Excerpts from a layout annotation set:
--- begin ---

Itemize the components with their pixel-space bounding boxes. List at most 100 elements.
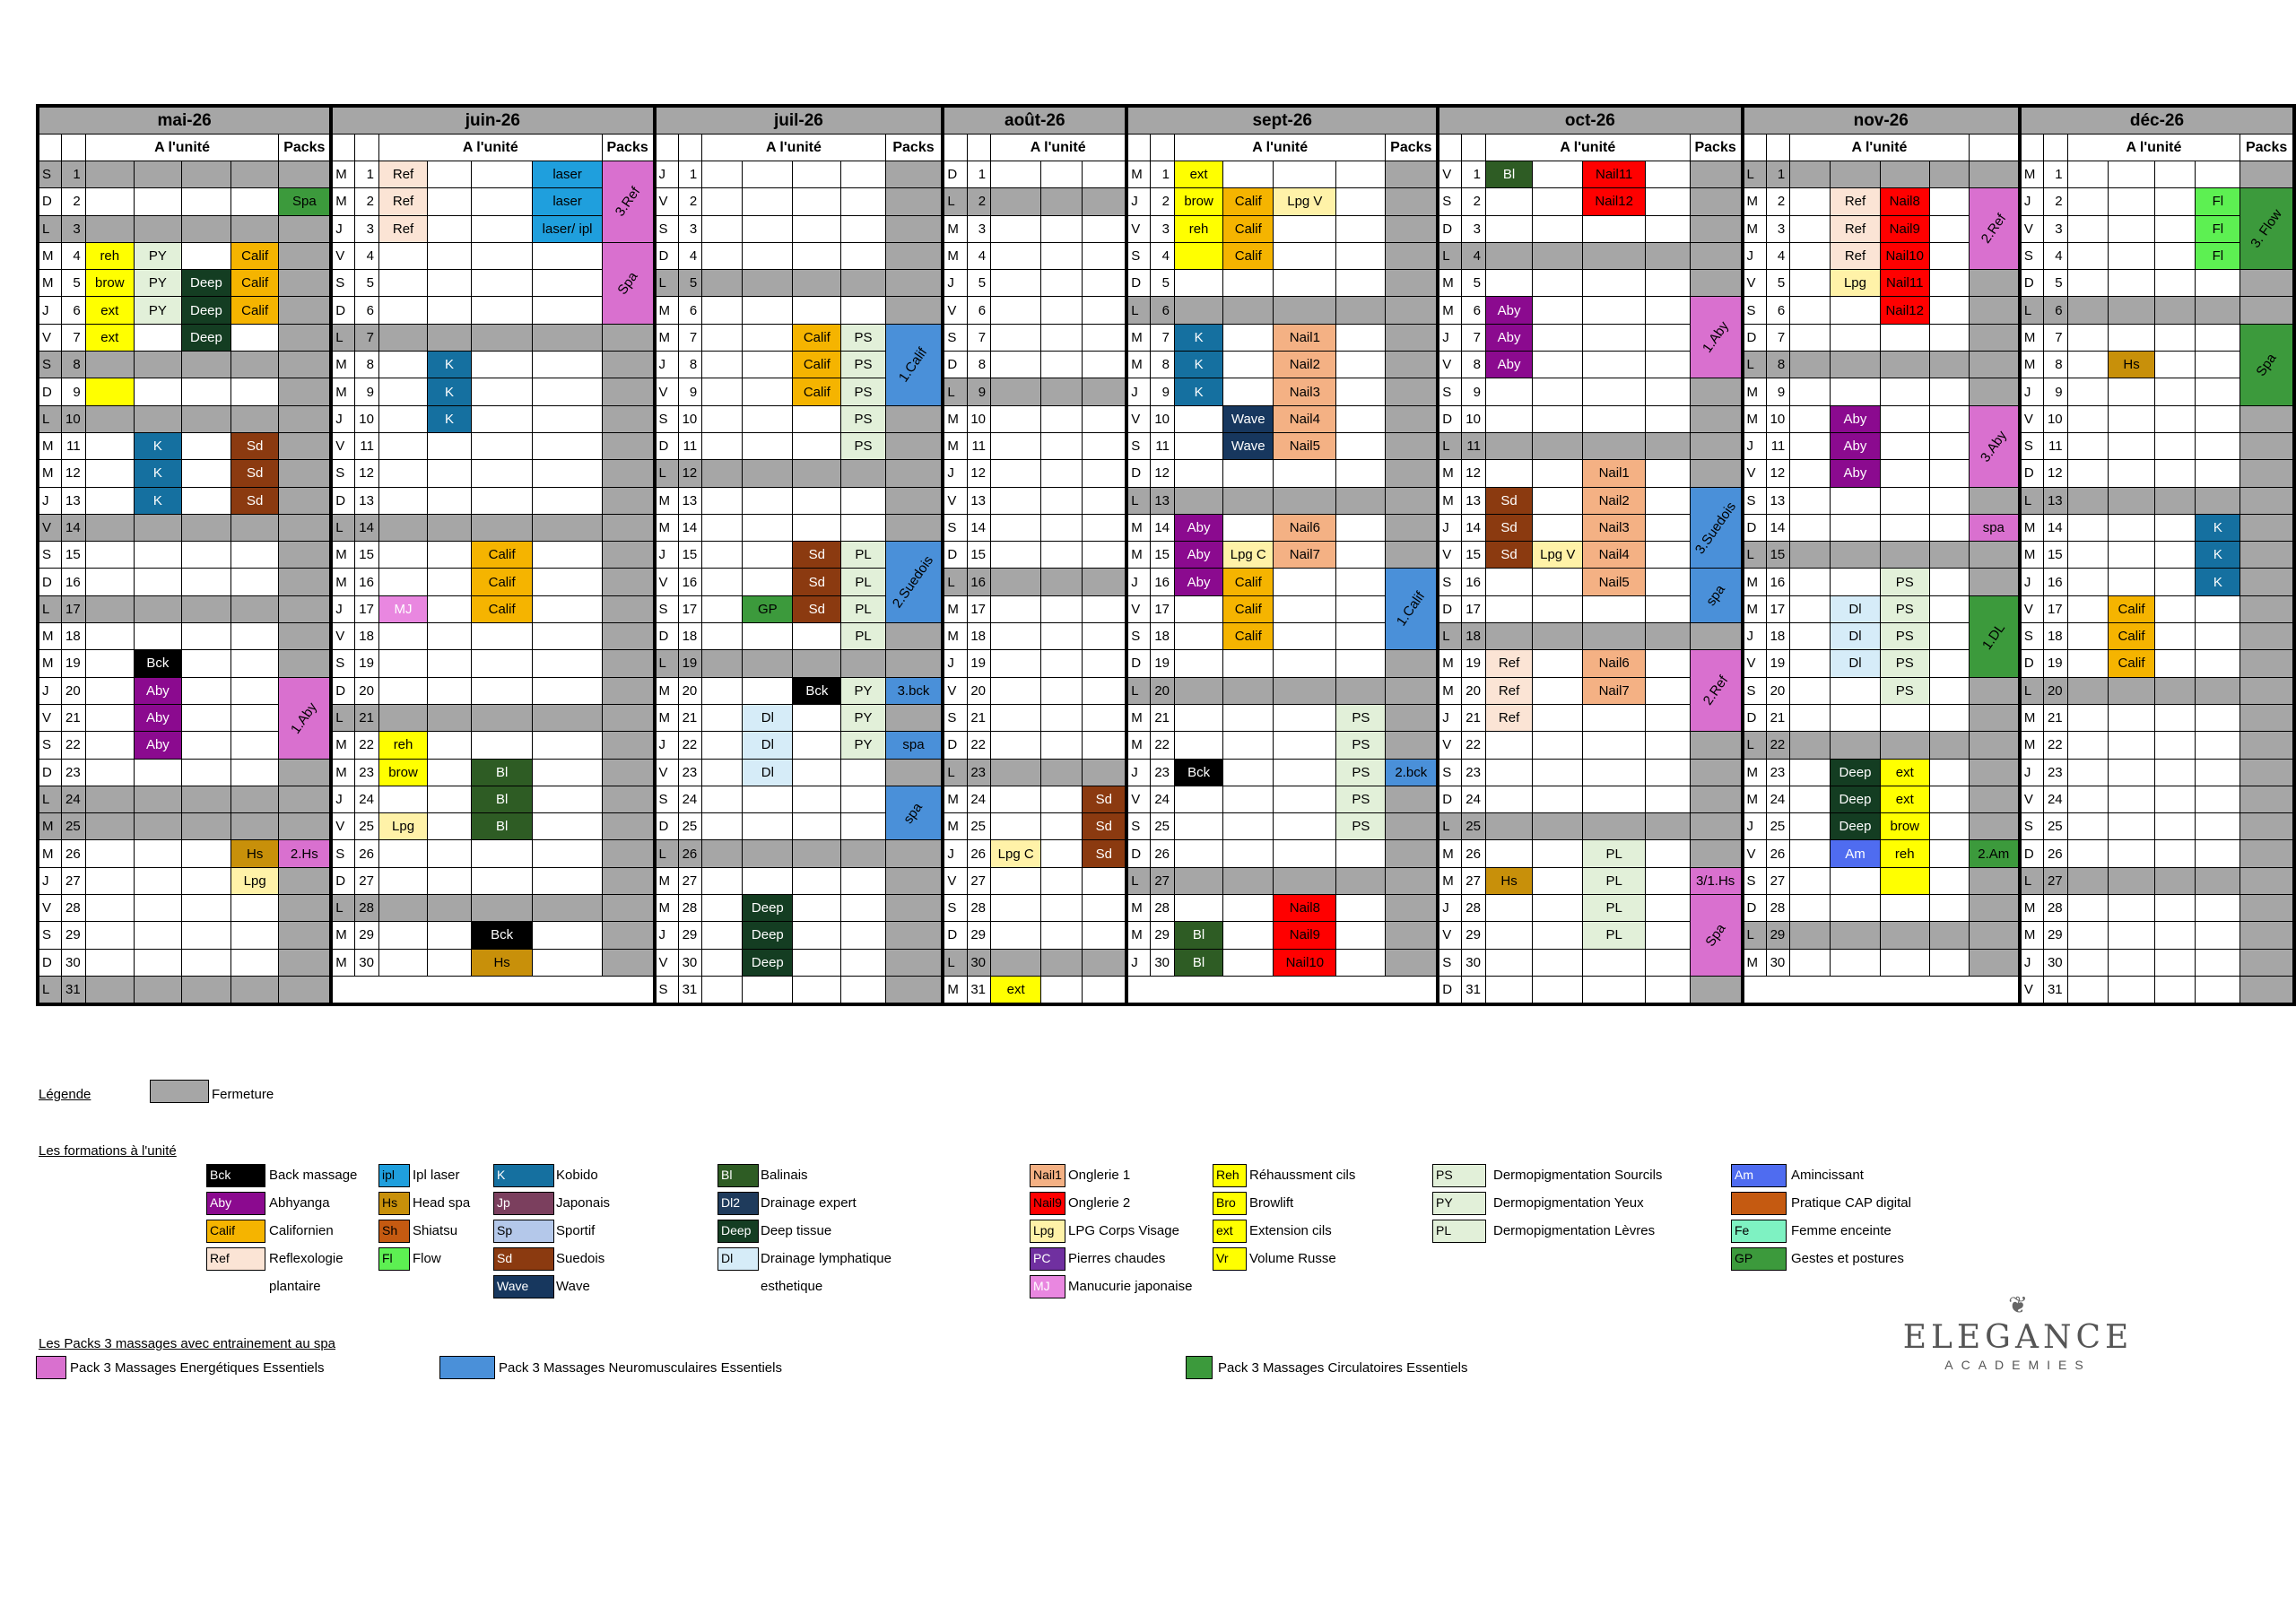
weekday-cell: J [2017, 378, 2045, 406]
closure-label: Fermeture [212, 1087, 274, 1102]
weekday-cell: J [941, 269, 968, 298]
day-number: 2 [1461, 187, 1486, 216]
session-cell [1645, 812, 1691, 841]
session-cell [2066, 703, 2109, 733]
day-number: 17 [677, 595, 703, 624]
weekday-cell: L [2017, 296, 2045, 325]
session-cell [2154, 676, 2196, 705]
session-cell [470, 160, 534, 189]
session-cell [180, 921, 231, 950]
pack-label: 3. Flow [2248, 206, 2285, 251]
session-cell [1928, 296, 1970, 325]
weekday-cell: S [2017, 622, 2045, 651]
weekday-cell: L [1740, 731, 1767, 760]
session-cell [1222, 731, 1274, 760]
session-cell [2107, 731, 2156, 760]
session-cell [378, 404, 429, 433]
day-number: 21 [354, 703, 379, 733]
session-cell [378, 948, 429, 977]
session-cell [1273, 459, 1337, 488]
pack-cell [601, 921, 657, 950]
session-cell [1484, 785, 1534, 814]
session-cell [1879, 703, 1930, 733]
session-cell [1040, 241, 1083, 271]
session-cell [532, 404, 603, 433]
day-number: 1 [1765, 160, 1791, 189]
month-header: juin-26 [329, 105, 657, 135]
session-cell [1928, 649, 1970, 678]
pack-cell [278, 595, 334, 624]
session-cell [840, 296, 886, 325]
weekday-cell: S [329, 459, 356, 488]
session-cell [2066, 404, 2109, 433]
pack-cell [884, 758, 945, 786]
pack-cell [1689, 622, 1744, 651]
month-header: sept-26 [1125, 105, 1440, 135]
day-number: 12 [677, 459, 703, 488]
weekday-cell: J [941, 459, 968, 488]
day-number: 10 [2043, 404, 2068, 433]
session-cell [133, 622, 182, 651]
session-cell [180, 513, 231, 543]
session-cell [840, 894, 886, 923]
day-number: 10 [354, 404, 379, 433]
pack-cell: 2.bck [1385, 758, 1440, 786]
weekday-cell: V [36, 323, 63, 352]
session-cell [180, 839, 231, 868]
weekday-cell: V [652, 187, 679, 216]
day-number: 14 [1461, 513, 1486, 543]
session-cell: PL [1582, 921, 1647, 950]
logo-sub: ACADEMIES [1944, 1358, 2092, 1372]
session-cell [532, 459, 603, 488]
session-cell [532, 703, 603, 733]
session-cell [1645, 676, 1691, 705]
session-cell [470, 269, 534, 298]
session-cell: K [133, 486, 182, 515]
session-cell [1645, 839, 1691, 868]
day-number: 3 [966, 214, 992, 243]
weekday-cell: D [1436, 214, 1463, 243]
session-cell: Ref [1830, 187, 1881, 216]
weekday-cell: L [329, 323, 356, 352]
weekday-cell: D [652, 431, 679, 461]
session-cell: Calif [2107, 622, 2156, 651]
session-cell [990, 568, 1042, 596]
session-cell: Aby [133, 703, 182, 733]
session-cell: Fl [2195, 241, 2241, 271]
packs-legend-title: Les Packs 3 massages avec entrainement a… [39, 1336, 336, 1351]
session-cell [1273, 758, 1337, 786]
pack-cell [2239, 649, 2296, 678]
day-number: 29 [966, 921, 992, 950]
session-cell: brow [84, 269, 135, 298]
session-cell [84, 676, 135, 705]
session-cell [532, 921, 603, 950]
day-number: 25 [61, 812, 86, 841]
session-cell [1532, 431, 1584, 461]
session-cell: Nail7 [1273, 541, 1337, 569]
unit-header: A l'unité [990, 134, 1129, 161]
pack-cell [1689, 241, 1744, 271]
pack-cell [1689, 731, 1744, 760]
pack-cell: 2.Suedois [884, 541, 945, 624]
blank-cell [1765, 134, 1791, 161]
session-cell: Deep [1830, 758, 1881, 786]
pack-cell [884, 241, 945, 271]
weekday-cell: L [941, 378, 968, 406]
session-cell [1335, 404, 1387, 433]
day-number: 5 [354, 269, 379, 298]
pack-cell [601, 541, 657, 569]
session-cell [701, 921, 744, 950]
session-cell: Aby [1173, 513, 1224, 543]
session-cell [1082, 649, 1129, 678]
pack-cell [1689, 378, 1744, 406]
day-number: 9 [1765, 378, 1791, 406]
pack-cell [1689, 758, 1744, 786]
session-cell [2066, 975, 2109, 1005]
session-cell [2195, 839, 2241, 868]
session-cell: Fl [2195, 187, 2241, 216]
session-cell [1484, 459, 1534, 488]
session-cell [180, 866, 231, 896]
session-cell [1040, 431, 1083, 461]
session-cell [1082, 513, 1129, 543]
pack-cell: Spa [1689, 894, 1744, 977]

--- end ---

Aim of the task: Convert everything from the line containing "weekday-cell: J [2017, 378, 2045, 406]" down to the line containing "weekday-cell: S [2017, 622, 2045, 651]" into a JSON list of strings, one string per line with blank lines omitted.

Solution for this exercise:
[
  "weekday-cell: J [2017, 378, 2045, 406]",
  "closure-label: Fermeture [212, 1087, 274, 1102]",
  "weekday-cell: J [941, 269, 968, 298]",
  "day-number: 2 [1461, 187, 1486, 216]",
  "session-cell [1645, 812, 1691, 841]",
  "session-cell [2066, 703, 2109, 733]",
  "day-number: 17 [677, 595, 703, 624]",
  "weekday-cell: L [2017, 296, 2045, 325]",
  "session-cell [2154, 676, 2196, 705]",
  "session-cell [470, 160, 534, 189]",
  "session-cell [180, 921, 231, 950]",
  "pack-label: 3. Flow [2248, 206, 2285, 251]",
  "session-cell [1928, 296, 1970, 325]",
  "weekday-cell: S [2017, 622, 2045, 651]"
]